## Set exercise
Copy out all of the material below, substituting "clickable" for every "interactable" and leaving everything else unchanged.

## Excerpted records
---

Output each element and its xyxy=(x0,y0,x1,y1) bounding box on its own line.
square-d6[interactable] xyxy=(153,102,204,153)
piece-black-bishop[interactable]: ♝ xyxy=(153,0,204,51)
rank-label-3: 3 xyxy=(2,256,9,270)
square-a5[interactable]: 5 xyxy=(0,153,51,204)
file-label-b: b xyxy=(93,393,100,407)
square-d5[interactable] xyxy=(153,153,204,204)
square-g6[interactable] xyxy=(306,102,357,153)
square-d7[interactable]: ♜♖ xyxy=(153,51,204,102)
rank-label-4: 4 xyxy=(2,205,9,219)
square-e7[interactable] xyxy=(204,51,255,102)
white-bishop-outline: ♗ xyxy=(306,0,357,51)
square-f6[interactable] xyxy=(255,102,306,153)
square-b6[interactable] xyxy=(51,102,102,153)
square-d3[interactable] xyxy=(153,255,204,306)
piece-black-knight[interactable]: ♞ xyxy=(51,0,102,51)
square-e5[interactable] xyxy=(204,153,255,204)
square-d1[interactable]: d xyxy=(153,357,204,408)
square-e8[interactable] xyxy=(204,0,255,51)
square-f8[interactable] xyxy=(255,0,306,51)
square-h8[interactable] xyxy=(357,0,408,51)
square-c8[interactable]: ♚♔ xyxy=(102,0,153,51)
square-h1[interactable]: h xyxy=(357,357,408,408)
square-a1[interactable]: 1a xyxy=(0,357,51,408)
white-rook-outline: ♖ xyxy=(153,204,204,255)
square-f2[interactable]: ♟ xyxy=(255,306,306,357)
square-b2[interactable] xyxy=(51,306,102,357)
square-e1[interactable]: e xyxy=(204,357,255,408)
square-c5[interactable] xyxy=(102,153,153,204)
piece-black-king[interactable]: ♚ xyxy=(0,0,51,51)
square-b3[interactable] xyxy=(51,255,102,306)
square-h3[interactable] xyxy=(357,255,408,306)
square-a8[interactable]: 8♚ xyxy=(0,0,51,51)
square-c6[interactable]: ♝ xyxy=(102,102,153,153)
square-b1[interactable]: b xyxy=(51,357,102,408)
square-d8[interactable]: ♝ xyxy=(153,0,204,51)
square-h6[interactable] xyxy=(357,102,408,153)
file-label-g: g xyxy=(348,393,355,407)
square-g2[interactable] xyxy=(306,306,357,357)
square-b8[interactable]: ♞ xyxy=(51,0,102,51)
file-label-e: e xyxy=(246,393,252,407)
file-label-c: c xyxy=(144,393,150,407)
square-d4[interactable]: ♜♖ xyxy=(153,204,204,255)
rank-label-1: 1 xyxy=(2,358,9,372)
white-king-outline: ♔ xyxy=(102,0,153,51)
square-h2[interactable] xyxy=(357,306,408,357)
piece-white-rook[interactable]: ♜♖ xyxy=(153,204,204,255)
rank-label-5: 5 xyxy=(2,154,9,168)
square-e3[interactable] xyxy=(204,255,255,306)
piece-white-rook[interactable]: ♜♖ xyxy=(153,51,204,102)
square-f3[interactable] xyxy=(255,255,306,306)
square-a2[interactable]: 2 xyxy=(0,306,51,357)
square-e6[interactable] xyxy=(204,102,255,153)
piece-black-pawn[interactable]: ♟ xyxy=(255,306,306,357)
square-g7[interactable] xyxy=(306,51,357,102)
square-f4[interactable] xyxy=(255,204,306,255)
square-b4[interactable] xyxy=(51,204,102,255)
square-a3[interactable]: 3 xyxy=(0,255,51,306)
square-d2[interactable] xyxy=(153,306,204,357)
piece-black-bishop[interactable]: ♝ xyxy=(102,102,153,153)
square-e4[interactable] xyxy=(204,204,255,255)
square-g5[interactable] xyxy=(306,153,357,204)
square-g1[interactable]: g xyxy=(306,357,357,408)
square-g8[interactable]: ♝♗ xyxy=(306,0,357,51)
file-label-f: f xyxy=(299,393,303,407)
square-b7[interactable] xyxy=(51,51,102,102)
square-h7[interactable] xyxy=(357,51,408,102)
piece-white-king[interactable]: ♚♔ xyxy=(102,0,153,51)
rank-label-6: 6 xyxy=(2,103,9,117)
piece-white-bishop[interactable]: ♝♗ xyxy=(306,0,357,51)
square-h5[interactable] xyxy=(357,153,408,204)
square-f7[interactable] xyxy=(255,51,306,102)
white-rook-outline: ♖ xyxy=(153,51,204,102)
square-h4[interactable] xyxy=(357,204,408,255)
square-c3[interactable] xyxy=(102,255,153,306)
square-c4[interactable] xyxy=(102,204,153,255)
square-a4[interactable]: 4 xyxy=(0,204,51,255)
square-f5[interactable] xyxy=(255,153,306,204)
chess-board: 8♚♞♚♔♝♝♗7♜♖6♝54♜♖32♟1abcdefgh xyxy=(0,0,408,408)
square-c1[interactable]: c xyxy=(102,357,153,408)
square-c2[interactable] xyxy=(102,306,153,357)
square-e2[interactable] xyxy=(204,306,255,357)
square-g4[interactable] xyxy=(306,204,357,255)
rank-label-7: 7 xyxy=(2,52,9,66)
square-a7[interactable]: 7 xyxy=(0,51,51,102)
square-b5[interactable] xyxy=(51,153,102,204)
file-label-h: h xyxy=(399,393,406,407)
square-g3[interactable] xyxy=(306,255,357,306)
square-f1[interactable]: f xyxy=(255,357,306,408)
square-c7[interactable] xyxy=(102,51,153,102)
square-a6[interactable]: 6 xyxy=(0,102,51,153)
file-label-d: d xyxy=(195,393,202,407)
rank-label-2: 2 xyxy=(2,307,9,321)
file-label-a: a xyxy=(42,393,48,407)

---

## Result
Output each element and its xyxy=(x0,y0,x1,y1) bounding box on its own line.
square-d6[clickable] xyxy=(153,102,204,153)
piece-black-bishop[clickable]: ♝ xyxy=(153,0,204,51)
rank-label-3: 3 xyxy=(2,256,9,270)
square-a5[clickable]: 5 xyxy=(0,153,51,204)
file-label-b: b xyxy=(93,393,100,407)
square-d5[clickable] xyxy=(153,153,204,204)
square-g6[clickable] xyxy=(306,102,357,153)
square-d7[clickable]: ♜♖ xyxy=(153,51,204,102)
rank-label-4: 4 xyxy=(2,205,9,219)
square-e7[clickable] xyxy=(204,51,255,102)
white-bishop-outline: ♗ xyxy=(306,0,357,51)
square-f6[clickable] xyxy=(255,102,306,153)
square-b6[clickable] xyxy=(51,102,102,153)
square-d3[clickable] xyxy=(153,255,204,306)
piece-black-knight[clickable]: ♞ xyxy=(51,0,102,51)
square-e5[clickable] xyxy=(204,153,255,204)
square-d1[clickable]: d xyxy=(153,357,204,408)
square-e8[clickable] xyxy=(204,0,255,51)
square-f8[clickable] xyxy=(255,0,306,51)
square-h8[clickable] xyxy=(357,0,408,51)
square-c8[clickable]: ♚♔ xyxy=(102,0,153,51)
square-h1[clickable]: h xyxy=(357,357,408,408)
square-a1[clickable]: 1a xyxy=(0,357,51,408)
white-rook-outline: ♖ xyxy=(153,204,204,255)
square-f2[clickable]: ♟ xyxy=(255,306,306,357)
square-b2[clickable] xyxy=(51,306,102,357)
square-e1[clickable]: e xyxy=(204,357,255,408)
square-c5[clickable] xyxy=(102,153,153,204)
piece-black-king[clickable]: ♚ xyxy=(0,0,51,51)
square-b3[clickable] xyxy=(51,255,102,306)
square-h3[clickable] xyxy=(357,255,408,306)
square-a8[clickable]: 8♚ xyxy=(0,0,51,51)
square-c6[clickable]: ♝ xyxy=(102,102,153,153)
square-b1[clickable]: b xyxy=(51,357,102,408)
square-d8[clickable]: ♝ xyxy=(153,0,204,51)
square-h6[clickable] xyxy=(357,102,408,153)
file-label-g: g xyxy=(348,393,355,407)
square-g2[clickable] xyxy=(306,306,357,357)
square-b8[clickable]: ♞ xyxy=(51,0,102,51)
file-label-e: e xyxy=(246,393,252,407)
file-label-c: c xyxy=(144,393,150,407)
square-d4[clickable]: ♜♖ xyxy=(153,204,204,255)
rank-label-1: 1 xyxy=(2,358,9,372)
white-king-outline: ♔ xyxy=(102,0,153,51)
square-h2[clickable] xyxy=(357,306,408,357)
piece-white-rook[clickable]: ♜♖ xyxy=(153,204,204,255)
rank-label-5: 5 xyxy=(2,154,9,168)
square-e3[clickable] xyxy=(204,255,255,306)
piece-white-rook[clickable]: ♜♖ xyxy=(153,51,204,102)
square-f3[clickable] xyxy=(255,255,306,306)
square-a2[clickable]: 2 xyxy=(0,306,51,357)
square-e6[clickable] xyxy=(204,102,255,153)
piece-black-pawn[clickable]: ♟ xyxy=(255,306,306,357)
square-g7[clickable] xyxy=(306,51,357,102)
square-f4[clickable] xyxy=(255,204,306,255)
square-b4[clickable] xyxy=(51,204,102,255)
square-a3[clickable]: 3 xyxy=(0,255,51,306)
square-d2[clickable] xyxy=(153,306,204,357)
piece-black-bishop[clickable]: ♝ xyxy=(102,102,153,153)
square-e4[clickable] xyxy=(204,204,255,255)
square-g5[clickable] xyxy=(306,153,357,204)
square-g1[clickable]: g xyxy=(306,357,357,408)
square-g8[clickable]: ♝♗ xyxy=(306,0,357,51)
file-label-f: f xyxy=(299,393,303,407)
square-b7[clickable] xyxy=(51,51,102,102)
square-h7[clickable] xyxy=(357,51,408,102)
piece-white-king[clickable]: ♚♔ xyxy=(102,0,153,51)
rank-label-6: 6 xyxy=(2,103,9,117)
piece-white-bishop[clickable]: ♝♗ xyxy=(306,0,357,51)
square-h5[clickable] xyxy=(357,153,408,204)
square-f7[clickable] xyxy=(255,51,306,102)
white-rook-outline: ♖ xyxy=(153,51,204,102)
square-h4[clickable] xyxy=(357,204,408,255)
square-c3[clickable] xyxy=(102,255,153,306)
square-c4[clickable] xyxy=(102,204,153,255)
square-a4[clickable]: 4 xyxy=(0,204,51,255)
square-f5[clickable] xyxy=(255,153,306,204)
chess-board: 8♚♞♚♔♝♝♗7♜♖6♝54♜♖32♟1abcdefgh xyxy=(0,0,408,408)
square-c1[clickable]: c xyxy=(102,357,153,408)
square-c2[clickable] xyxy=(102,306,153,357)
square-e2[clickable] xyxy=(204,306,255,357)
square-g4[clickable] xyxy=(306,204,357,255)
rank-label-7: 7 xyxy=(2,52,9,66)
square-a7[clickable]: 7 xyxy=(0,51,51,102)
square-b5[clickable] xyxy=(51,153,102,204)
file-label-h: h xyxy=(399,393,406,407)
square-g3[clickable] xyxy=(306,255,357,306)
square-f1[clickable]: f xyxy=(255,357,306,408)
square-c7[clickable] xyxy=(102,51,153,102)
square-a6[clickable]: 6 xyxy=(0,102,51,153)
file-label-d: d xyxy=(195,393,202,407)
rank-label-2: 2 xyxy=(2,307,9,321)
file-label-a: a xyxy=(42,393,48,407)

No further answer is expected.